* Task details: Search the material below for the string "которой" and extract each line that has it.

Stored data
-*-*-
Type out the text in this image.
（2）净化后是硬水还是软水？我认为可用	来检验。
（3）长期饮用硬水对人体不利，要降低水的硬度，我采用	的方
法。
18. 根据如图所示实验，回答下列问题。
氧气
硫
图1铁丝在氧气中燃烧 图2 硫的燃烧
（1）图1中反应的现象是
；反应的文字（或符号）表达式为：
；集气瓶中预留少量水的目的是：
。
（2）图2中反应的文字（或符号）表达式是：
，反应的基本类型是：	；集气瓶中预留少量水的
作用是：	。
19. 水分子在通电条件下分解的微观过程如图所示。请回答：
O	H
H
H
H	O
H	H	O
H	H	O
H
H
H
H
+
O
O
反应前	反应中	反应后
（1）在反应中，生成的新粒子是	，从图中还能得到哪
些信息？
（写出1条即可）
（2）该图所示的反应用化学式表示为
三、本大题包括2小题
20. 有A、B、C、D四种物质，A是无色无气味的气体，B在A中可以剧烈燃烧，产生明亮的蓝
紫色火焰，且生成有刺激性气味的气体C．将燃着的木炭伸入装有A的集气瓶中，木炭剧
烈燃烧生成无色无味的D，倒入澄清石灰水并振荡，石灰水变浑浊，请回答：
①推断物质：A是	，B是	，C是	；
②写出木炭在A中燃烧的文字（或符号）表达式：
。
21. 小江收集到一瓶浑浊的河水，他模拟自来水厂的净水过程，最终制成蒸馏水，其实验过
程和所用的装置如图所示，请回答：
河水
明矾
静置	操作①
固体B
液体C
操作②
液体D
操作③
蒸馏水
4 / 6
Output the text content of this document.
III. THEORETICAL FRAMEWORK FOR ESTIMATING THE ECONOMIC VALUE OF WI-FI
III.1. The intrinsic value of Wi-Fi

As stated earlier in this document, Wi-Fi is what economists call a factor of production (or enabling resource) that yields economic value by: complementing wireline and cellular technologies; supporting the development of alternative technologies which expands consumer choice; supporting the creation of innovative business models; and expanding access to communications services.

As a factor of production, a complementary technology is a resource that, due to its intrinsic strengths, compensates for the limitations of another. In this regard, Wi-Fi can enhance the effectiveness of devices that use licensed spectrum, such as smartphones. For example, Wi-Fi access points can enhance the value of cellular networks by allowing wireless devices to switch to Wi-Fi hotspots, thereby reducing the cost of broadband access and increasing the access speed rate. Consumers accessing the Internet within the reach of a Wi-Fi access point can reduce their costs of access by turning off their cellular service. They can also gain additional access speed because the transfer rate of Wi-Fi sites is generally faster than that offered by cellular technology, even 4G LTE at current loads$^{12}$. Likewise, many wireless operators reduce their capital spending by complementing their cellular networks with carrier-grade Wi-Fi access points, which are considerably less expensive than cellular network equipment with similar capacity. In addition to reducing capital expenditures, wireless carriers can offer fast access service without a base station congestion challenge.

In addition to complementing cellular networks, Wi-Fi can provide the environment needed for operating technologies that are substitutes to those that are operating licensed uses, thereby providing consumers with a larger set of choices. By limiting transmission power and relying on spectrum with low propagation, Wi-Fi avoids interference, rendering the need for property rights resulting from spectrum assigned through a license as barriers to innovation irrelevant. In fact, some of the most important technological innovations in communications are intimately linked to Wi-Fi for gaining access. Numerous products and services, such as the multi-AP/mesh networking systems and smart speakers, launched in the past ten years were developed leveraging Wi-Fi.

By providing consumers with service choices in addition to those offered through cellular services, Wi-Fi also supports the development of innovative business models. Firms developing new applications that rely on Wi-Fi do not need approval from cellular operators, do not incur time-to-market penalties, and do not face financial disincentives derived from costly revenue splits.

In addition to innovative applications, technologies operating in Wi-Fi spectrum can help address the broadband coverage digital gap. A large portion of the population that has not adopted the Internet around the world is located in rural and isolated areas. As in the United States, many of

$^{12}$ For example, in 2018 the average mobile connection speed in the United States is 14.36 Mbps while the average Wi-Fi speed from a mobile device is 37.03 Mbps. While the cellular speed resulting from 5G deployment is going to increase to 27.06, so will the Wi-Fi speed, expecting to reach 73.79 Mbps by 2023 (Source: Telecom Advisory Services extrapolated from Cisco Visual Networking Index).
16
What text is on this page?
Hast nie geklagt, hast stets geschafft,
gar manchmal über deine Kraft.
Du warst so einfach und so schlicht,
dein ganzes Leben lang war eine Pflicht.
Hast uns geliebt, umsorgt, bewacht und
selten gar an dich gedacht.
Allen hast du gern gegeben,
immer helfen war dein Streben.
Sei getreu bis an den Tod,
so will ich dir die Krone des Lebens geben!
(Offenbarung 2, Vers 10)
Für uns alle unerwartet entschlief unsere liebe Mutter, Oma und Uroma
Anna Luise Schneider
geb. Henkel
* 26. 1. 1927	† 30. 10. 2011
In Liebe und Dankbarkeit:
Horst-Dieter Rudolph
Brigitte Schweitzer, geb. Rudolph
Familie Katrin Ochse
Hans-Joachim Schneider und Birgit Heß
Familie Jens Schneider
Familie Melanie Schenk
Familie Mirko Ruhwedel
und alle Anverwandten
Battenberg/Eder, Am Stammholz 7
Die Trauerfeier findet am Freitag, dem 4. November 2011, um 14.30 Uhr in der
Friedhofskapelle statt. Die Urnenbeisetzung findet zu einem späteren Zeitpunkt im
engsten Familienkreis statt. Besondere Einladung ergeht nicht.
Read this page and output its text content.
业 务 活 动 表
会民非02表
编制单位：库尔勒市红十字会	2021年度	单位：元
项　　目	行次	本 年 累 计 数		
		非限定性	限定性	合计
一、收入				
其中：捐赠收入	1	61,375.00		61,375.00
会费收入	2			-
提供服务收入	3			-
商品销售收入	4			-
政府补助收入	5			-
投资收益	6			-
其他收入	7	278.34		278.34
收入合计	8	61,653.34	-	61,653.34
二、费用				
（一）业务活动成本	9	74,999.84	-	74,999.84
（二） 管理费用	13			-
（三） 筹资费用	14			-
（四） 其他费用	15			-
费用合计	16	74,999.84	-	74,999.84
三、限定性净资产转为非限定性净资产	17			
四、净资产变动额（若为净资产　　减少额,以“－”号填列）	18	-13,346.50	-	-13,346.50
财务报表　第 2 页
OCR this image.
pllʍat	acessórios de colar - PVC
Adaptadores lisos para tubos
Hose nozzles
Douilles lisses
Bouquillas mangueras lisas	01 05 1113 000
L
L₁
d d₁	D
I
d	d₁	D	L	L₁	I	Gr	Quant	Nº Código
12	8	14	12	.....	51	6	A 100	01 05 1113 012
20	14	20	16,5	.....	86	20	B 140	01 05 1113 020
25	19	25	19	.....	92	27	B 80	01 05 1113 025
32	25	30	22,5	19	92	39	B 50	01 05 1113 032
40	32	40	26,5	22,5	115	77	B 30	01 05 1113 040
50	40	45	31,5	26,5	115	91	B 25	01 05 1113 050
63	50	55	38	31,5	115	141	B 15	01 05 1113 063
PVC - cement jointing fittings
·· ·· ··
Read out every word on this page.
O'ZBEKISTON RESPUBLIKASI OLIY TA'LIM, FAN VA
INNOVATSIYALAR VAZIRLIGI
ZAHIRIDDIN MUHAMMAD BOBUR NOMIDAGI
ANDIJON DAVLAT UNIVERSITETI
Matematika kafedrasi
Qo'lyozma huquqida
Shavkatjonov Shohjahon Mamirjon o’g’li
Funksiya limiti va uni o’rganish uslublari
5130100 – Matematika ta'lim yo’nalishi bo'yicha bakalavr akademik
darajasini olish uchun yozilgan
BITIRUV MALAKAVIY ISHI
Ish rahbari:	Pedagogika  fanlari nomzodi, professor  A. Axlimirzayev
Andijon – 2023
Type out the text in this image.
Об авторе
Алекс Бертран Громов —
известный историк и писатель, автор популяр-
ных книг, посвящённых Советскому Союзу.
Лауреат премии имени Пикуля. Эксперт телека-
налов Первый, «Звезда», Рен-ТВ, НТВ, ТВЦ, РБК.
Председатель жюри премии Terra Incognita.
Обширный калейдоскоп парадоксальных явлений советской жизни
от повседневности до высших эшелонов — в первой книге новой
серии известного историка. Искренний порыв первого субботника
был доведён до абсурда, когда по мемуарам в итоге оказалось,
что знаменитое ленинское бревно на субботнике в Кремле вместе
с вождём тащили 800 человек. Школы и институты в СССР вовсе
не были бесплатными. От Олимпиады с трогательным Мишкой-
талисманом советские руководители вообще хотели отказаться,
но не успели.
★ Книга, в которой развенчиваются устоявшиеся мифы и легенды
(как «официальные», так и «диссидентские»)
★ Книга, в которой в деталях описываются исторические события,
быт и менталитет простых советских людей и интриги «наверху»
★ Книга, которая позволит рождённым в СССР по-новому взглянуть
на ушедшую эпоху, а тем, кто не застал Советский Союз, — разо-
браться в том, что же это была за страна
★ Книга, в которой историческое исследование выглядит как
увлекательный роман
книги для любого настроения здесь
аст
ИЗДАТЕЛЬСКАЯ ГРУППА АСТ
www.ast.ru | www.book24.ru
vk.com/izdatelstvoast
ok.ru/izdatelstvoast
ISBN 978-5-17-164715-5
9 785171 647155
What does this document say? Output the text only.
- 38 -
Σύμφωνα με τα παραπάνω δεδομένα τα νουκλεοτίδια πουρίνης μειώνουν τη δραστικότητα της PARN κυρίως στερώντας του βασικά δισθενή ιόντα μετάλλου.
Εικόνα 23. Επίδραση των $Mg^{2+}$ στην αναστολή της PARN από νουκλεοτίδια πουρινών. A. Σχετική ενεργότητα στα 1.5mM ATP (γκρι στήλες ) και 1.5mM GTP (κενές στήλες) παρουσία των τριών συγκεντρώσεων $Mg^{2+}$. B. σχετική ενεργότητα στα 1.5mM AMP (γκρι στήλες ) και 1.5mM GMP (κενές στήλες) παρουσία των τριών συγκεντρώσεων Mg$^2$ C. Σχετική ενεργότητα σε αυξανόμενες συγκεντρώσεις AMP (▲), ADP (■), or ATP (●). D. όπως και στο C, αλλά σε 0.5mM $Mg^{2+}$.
-*-*-
* Response to this task:
★ Книга, в которой развенчиваются устоявшиеся мифы и легенды
★ Книга, в которой в деталях описываются исторические события,
★ Книга, в которой историческое исследование выглядит как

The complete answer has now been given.